» Objective:
Only the number is wanted: how many lines hold the word "screenshot"?

» Records for processing:
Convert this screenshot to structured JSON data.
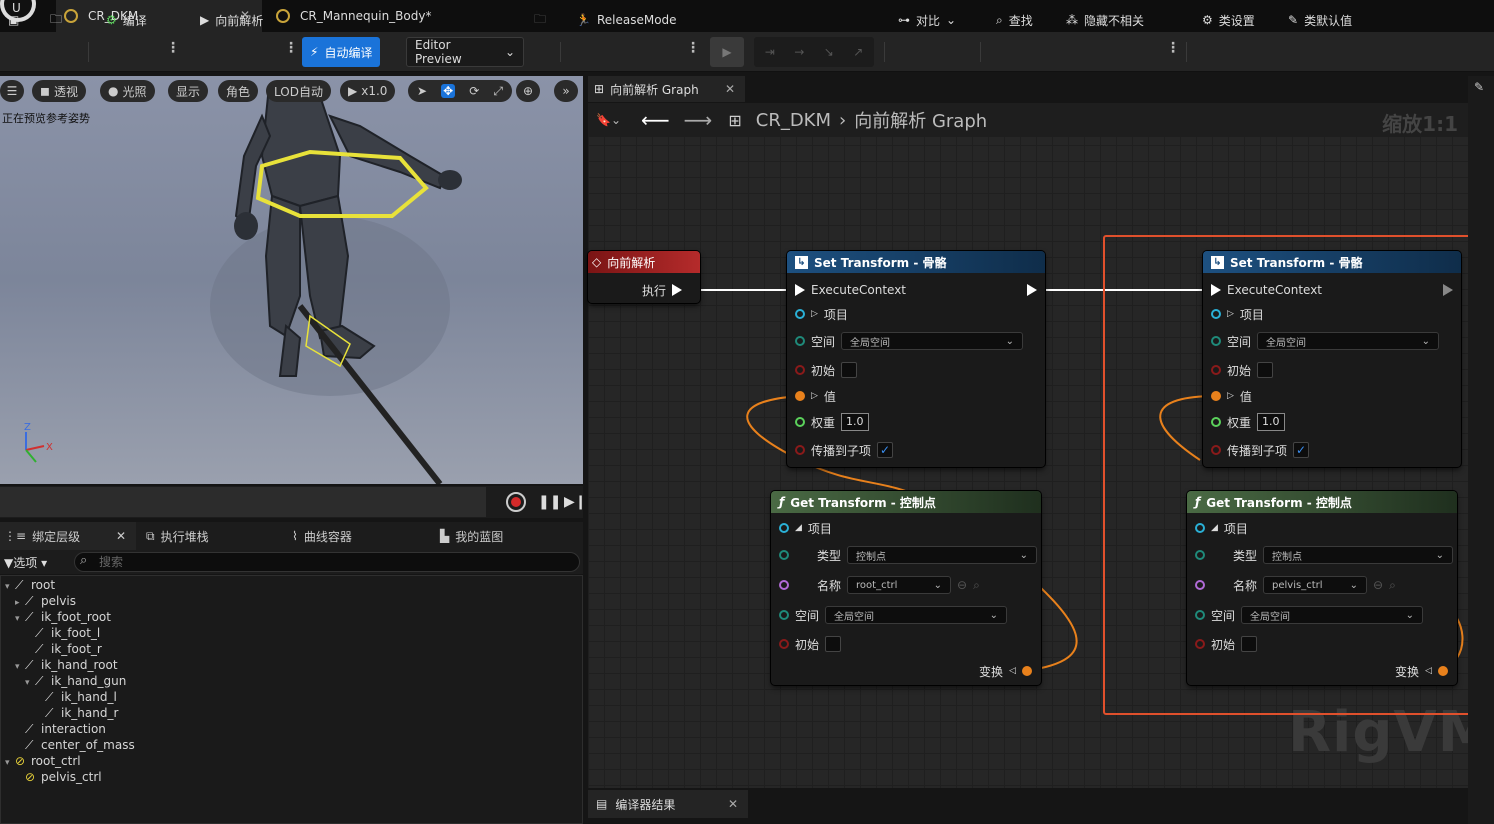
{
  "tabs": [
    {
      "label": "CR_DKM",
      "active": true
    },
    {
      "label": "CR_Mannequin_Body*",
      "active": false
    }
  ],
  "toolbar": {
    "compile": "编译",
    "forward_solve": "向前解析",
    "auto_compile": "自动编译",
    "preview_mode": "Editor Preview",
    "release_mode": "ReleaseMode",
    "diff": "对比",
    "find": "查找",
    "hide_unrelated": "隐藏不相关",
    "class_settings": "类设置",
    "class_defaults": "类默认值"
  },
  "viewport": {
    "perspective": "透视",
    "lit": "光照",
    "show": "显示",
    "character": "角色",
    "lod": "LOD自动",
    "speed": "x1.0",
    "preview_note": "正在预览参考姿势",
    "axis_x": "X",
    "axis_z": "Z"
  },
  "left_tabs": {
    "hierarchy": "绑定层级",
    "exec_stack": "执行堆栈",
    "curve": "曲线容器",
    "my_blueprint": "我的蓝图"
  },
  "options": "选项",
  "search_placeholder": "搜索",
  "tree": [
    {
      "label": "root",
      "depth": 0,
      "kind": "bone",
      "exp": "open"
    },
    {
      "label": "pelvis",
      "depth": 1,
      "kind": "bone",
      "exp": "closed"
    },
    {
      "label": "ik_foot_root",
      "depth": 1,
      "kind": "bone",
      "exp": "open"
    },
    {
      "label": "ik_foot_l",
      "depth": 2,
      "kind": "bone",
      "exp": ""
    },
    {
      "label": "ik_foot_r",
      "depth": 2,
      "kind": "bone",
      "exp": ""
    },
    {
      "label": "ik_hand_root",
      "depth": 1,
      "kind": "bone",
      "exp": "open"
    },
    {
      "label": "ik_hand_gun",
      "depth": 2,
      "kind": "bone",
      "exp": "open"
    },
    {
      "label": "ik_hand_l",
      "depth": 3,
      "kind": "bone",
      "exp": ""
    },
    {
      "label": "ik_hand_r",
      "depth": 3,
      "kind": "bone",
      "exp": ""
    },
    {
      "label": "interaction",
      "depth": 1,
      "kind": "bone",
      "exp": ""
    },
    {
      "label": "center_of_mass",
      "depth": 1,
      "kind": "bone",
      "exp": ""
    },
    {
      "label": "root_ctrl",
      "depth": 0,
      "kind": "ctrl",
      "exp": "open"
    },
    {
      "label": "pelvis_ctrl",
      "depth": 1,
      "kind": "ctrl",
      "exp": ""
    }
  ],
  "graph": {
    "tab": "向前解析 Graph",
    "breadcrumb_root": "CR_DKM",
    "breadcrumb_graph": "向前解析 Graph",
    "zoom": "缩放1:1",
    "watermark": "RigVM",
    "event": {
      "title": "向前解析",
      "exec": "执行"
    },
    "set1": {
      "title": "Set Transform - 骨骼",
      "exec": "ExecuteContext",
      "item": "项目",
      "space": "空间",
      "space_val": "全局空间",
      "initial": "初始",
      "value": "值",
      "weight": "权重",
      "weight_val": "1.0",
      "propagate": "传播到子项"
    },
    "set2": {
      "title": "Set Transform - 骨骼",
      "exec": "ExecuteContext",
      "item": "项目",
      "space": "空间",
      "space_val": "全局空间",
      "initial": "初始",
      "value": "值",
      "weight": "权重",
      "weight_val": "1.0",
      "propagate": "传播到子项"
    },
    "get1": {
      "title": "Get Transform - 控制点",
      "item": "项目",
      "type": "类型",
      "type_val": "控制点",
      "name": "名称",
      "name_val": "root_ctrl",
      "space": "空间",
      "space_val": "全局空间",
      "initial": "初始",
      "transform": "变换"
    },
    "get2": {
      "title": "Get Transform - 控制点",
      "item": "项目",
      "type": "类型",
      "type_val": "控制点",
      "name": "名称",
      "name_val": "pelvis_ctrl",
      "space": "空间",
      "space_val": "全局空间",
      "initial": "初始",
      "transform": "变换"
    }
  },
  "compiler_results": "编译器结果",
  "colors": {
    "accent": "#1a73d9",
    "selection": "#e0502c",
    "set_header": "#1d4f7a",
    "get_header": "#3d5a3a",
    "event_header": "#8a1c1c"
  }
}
--
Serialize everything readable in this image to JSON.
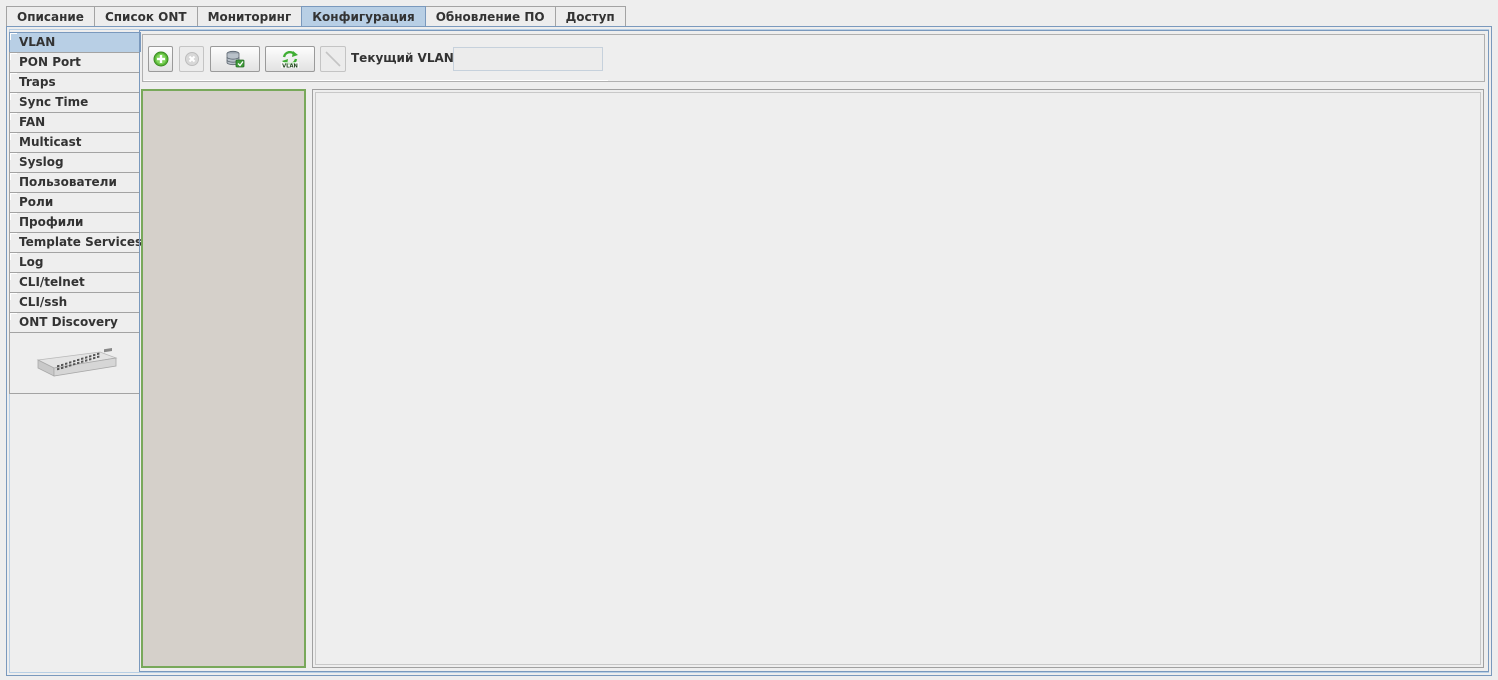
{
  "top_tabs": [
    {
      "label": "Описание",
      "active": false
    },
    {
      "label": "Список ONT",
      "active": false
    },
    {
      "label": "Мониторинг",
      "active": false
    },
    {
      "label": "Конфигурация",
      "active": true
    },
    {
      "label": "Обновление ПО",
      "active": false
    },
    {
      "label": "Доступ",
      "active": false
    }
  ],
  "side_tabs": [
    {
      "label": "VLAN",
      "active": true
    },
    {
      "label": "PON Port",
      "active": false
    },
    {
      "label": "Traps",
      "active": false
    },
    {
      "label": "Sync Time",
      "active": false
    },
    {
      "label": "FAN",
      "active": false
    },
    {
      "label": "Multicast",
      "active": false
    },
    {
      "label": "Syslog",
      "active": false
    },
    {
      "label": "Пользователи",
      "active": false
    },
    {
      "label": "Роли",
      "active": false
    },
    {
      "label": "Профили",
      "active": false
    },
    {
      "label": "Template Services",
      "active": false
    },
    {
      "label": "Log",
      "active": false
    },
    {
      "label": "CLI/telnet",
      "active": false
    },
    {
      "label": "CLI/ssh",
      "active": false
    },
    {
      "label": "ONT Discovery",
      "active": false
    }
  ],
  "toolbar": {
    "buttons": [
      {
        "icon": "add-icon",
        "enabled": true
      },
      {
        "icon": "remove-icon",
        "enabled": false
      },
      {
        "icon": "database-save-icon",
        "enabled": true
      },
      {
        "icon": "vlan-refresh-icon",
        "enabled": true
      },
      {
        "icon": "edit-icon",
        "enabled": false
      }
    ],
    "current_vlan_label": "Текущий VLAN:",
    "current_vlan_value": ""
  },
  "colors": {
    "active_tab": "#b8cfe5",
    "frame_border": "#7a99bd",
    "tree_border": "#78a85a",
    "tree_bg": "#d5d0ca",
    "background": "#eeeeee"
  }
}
--
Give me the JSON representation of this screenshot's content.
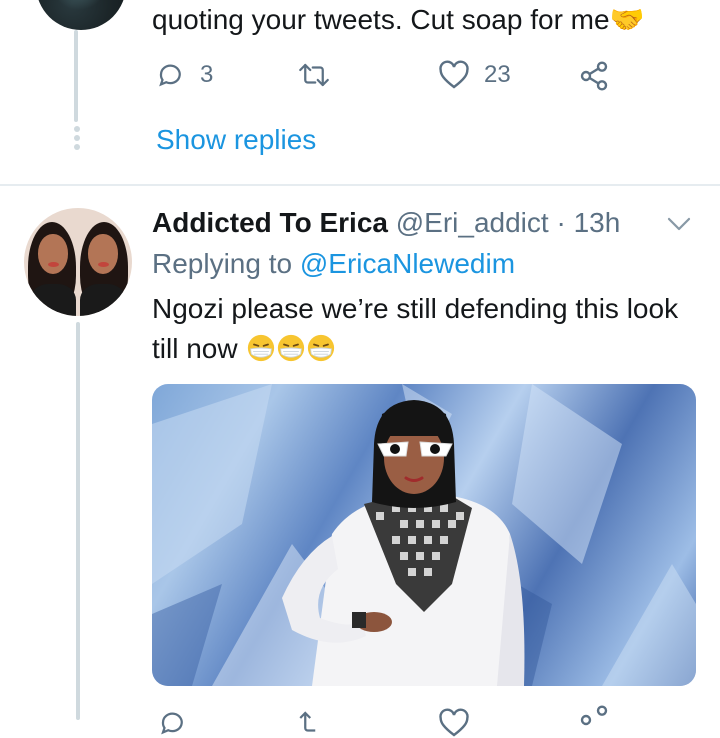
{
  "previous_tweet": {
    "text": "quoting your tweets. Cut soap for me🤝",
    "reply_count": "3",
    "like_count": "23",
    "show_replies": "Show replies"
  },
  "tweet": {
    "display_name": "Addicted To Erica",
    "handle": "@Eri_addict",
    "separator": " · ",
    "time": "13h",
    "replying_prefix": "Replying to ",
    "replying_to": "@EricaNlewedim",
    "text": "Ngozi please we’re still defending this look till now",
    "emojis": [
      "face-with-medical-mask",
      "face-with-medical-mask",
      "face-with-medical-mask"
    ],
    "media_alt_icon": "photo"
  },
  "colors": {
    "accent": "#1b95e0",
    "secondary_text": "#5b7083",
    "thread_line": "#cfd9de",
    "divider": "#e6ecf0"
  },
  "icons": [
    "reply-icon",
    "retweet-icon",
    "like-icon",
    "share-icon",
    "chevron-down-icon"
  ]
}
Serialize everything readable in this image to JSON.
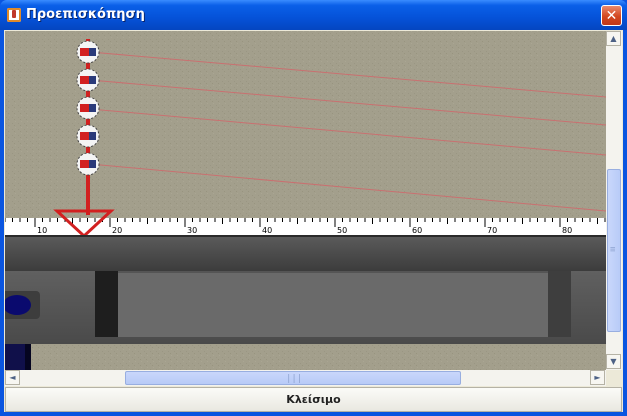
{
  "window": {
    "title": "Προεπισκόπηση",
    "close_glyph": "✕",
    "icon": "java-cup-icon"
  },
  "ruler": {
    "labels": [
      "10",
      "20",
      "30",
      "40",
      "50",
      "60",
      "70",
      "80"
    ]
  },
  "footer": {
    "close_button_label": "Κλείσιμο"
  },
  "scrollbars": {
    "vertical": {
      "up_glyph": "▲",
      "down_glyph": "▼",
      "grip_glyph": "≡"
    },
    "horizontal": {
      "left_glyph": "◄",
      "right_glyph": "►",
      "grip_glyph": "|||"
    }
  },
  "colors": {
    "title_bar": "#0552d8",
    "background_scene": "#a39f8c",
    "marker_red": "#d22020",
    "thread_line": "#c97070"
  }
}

» Final result:
2